Written exercise: Spot each line that carries the word "shown"; copy those lines.

[Stored items from a collection]

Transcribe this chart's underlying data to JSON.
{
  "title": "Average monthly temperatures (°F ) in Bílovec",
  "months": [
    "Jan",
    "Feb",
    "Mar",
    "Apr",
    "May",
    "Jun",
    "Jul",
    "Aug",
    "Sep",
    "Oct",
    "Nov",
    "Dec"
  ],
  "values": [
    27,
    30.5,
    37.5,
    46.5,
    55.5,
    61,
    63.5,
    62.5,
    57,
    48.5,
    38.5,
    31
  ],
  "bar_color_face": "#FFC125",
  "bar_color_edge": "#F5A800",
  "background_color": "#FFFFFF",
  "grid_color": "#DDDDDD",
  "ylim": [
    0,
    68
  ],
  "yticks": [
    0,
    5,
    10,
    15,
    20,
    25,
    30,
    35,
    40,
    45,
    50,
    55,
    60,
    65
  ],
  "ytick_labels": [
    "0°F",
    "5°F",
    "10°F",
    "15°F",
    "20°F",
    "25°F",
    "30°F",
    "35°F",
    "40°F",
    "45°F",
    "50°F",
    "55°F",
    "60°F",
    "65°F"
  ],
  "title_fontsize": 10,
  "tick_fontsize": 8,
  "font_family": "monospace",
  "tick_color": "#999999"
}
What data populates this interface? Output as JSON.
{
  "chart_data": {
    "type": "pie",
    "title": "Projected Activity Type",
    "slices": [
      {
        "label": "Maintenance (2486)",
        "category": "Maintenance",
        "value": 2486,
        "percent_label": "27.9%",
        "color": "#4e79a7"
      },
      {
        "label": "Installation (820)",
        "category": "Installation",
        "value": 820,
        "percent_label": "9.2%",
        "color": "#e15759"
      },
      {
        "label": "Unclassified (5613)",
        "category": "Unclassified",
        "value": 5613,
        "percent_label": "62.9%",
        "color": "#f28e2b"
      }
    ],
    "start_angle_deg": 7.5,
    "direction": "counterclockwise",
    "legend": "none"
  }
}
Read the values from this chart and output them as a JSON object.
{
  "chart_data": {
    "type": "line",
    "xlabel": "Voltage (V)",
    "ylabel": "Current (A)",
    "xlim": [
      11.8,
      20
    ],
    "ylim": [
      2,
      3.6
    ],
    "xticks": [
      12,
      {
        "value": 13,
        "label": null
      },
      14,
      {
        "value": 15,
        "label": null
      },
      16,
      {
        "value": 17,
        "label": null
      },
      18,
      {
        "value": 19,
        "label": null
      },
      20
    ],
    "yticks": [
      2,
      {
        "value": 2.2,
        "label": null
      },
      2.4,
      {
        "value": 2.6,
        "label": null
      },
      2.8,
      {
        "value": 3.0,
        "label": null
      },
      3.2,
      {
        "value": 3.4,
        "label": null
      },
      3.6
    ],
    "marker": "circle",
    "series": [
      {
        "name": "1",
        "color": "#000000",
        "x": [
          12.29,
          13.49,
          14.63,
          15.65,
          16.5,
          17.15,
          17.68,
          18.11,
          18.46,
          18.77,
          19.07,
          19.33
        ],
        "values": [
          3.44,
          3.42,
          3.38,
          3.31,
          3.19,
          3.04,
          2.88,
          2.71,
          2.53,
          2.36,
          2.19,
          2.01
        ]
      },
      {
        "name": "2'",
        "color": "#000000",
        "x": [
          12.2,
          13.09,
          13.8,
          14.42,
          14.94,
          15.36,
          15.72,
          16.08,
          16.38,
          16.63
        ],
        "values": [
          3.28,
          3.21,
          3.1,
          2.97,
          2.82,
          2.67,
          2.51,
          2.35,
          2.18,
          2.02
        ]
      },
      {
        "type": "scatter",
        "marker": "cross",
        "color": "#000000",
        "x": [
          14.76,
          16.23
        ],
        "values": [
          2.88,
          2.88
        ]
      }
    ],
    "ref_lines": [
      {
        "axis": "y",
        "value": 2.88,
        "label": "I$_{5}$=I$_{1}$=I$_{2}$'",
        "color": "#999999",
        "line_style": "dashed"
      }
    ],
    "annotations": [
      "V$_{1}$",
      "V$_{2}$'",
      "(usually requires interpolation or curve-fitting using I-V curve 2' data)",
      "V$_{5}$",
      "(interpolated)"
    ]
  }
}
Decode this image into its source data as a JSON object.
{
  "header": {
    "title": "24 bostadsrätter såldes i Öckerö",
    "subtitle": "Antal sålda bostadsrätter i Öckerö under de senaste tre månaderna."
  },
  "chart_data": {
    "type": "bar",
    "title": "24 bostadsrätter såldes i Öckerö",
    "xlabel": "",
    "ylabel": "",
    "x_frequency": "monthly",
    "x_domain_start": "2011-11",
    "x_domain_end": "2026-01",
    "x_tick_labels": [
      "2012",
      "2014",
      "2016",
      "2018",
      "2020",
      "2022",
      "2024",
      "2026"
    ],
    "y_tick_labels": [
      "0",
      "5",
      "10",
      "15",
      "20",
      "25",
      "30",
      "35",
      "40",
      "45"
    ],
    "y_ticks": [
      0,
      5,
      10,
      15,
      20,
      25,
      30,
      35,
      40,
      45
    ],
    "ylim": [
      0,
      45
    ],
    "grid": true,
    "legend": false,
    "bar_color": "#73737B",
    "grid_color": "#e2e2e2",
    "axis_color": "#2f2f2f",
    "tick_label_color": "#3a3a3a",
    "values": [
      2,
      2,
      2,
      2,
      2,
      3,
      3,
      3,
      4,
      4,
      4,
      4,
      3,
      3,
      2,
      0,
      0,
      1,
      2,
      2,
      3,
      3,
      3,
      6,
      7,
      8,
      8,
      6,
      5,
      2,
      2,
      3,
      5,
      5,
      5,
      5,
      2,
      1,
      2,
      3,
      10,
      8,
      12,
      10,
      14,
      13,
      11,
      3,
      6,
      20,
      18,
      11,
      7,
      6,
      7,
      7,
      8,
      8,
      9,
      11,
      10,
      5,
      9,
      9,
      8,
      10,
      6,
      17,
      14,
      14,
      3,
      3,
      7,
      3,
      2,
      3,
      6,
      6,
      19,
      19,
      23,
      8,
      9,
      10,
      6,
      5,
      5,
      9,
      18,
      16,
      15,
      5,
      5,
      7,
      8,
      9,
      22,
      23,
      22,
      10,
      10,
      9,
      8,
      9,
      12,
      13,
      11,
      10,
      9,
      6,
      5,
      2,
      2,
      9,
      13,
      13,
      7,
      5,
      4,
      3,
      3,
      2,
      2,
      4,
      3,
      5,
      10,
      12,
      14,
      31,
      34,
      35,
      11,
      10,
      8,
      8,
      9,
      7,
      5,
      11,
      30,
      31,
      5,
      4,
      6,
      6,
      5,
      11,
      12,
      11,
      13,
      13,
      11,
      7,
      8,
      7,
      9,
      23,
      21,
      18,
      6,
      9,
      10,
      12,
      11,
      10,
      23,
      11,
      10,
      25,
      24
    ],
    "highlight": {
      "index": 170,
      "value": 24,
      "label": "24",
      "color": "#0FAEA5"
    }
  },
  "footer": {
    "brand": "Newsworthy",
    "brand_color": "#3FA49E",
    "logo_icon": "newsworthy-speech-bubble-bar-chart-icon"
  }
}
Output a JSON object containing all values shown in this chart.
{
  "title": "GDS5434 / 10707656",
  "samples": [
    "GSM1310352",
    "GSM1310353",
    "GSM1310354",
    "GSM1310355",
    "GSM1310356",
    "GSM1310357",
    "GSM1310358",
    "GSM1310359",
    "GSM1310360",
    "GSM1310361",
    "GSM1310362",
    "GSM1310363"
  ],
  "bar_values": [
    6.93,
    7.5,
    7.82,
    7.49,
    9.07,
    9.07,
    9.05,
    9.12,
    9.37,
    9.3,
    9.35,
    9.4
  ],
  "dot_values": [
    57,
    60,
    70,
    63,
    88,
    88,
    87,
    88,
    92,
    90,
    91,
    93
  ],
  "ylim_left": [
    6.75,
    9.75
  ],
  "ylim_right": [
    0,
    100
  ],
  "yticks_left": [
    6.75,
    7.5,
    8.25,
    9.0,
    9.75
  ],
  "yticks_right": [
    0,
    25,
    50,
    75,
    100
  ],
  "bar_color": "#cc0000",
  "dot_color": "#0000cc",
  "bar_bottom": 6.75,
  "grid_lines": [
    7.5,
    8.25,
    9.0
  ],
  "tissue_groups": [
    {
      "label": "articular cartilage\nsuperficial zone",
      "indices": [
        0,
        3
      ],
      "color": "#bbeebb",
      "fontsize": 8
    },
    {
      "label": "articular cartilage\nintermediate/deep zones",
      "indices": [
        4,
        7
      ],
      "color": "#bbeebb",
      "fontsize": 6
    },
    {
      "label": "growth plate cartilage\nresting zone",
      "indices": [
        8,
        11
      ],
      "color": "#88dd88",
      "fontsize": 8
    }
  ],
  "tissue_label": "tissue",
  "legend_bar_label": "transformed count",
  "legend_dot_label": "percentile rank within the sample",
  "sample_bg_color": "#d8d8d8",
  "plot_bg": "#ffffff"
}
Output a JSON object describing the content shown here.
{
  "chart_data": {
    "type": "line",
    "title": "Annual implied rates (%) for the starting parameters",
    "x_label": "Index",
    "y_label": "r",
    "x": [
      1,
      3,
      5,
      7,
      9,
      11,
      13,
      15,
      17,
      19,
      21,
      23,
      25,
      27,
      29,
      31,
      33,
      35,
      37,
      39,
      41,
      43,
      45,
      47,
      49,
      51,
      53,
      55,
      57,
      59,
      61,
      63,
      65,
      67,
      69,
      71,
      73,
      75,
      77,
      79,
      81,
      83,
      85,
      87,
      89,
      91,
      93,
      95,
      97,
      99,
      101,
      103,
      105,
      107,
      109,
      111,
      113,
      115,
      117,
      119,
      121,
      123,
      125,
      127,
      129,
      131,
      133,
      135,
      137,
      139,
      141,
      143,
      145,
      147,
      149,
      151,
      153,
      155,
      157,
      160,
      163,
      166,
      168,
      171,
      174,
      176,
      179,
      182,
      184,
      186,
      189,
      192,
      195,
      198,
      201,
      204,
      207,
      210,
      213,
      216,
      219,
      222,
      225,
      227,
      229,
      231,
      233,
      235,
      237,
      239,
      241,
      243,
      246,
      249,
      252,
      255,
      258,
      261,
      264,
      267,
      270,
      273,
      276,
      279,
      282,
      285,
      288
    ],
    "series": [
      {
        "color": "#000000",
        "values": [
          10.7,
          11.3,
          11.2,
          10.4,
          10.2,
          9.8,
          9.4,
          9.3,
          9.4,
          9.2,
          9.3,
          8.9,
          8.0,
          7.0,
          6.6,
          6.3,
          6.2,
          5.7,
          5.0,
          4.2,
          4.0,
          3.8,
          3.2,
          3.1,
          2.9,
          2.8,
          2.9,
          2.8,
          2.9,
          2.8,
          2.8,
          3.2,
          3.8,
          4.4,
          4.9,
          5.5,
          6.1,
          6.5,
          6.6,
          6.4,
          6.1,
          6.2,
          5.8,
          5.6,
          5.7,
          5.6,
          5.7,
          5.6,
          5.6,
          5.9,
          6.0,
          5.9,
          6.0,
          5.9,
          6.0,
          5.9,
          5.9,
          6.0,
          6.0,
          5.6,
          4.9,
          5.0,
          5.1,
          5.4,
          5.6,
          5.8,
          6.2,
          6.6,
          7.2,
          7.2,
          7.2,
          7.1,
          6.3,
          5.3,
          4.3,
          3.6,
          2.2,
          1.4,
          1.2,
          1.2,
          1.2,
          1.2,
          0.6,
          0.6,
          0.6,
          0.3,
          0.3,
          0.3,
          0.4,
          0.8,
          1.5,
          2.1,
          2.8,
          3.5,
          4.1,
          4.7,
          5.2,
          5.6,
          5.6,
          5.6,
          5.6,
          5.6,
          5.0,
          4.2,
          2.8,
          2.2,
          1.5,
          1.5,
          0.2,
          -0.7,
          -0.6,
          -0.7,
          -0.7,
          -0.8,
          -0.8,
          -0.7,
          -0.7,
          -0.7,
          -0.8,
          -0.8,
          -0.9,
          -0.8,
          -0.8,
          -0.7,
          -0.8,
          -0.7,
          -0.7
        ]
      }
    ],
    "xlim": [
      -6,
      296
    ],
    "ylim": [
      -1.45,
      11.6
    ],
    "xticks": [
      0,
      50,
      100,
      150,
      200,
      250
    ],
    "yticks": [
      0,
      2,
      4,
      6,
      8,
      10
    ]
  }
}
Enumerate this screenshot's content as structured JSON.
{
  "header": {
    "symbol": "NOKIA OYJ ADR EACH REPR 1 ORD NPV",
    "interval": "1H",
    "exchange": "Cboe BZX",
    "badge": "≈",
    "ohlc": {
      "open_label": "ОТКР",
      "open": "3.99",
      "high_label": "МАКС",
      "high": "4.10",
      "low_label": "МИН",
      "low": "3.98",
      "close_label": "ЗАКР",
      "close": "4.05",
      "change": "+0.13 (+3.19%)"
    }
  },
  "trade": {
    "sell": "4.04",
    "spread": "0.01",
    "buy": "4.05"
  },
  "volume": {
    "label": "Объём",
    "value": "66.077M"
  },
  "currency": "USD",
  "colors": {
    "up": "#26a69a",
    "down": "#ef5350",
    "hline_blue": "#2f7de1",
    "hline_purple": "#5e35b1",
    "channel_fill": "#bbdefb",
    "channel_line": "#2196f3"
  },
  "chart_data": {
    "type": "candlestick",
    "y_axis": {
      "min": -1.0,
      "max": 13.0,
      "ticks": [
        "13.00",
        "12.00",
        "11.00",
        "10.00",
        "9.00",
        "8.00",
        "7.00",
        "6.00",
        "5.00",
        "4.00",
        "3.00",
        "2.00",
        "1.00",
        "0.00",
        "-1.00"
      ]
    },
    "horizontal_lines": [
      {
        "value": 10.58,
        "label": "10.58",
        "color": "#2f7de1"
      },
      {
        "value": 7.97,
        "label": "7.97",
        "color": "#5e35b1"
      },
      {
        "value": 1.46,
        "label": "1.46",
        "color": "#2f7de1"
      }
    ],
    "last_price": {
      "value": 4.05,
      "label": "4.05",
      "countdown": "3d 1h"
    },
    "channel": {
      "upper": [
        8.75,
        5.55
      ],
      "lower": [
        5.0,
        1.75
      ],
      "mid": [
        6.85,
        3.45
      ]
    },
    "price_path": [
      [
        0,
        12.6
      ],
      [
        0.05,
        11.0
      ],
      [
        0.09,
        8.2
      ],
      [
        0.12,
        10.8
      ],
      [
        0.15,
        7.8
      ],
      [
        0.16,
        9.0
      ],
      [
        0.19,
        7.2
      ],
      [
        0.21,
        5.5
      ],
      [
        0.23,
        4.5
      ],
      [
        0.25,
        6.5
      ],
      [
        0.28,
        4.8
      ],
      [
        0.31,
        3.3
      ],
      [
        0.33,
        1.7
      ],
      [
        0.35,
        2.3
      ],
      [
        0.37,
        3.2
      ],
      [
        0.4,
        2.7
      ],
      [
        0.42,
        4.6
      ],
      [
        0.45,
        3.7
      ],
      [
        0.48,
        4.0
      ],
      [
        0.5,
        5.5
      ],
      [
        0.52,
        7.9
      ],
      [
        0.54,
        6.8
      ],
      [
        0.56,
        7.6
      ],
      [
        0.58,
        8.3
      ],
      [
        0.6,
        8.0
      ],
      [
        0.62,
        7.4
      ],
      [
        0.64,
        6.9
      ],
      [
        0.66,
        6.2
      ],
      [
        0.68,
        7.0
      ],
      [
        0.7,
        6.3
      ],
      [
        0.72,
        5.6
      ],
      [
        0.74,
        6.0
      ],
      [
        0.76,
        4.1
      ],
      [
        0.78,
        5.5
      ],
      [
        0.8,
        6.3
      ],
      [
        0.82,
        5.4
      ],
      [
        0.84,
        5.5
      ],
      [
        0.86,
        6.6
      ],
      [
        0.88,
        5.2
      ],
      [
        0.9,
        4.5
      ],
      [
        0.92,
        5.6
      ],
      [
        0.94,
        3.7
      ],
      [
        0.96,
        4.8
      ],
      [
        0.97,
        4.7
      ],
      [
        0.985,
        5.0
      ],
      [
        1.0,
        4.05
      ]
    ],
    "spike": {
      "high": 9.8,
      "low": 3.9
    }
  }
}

Solution below:
Output a JSON object containing all values shown in this chart.
Output a JSON object describing the content shown here.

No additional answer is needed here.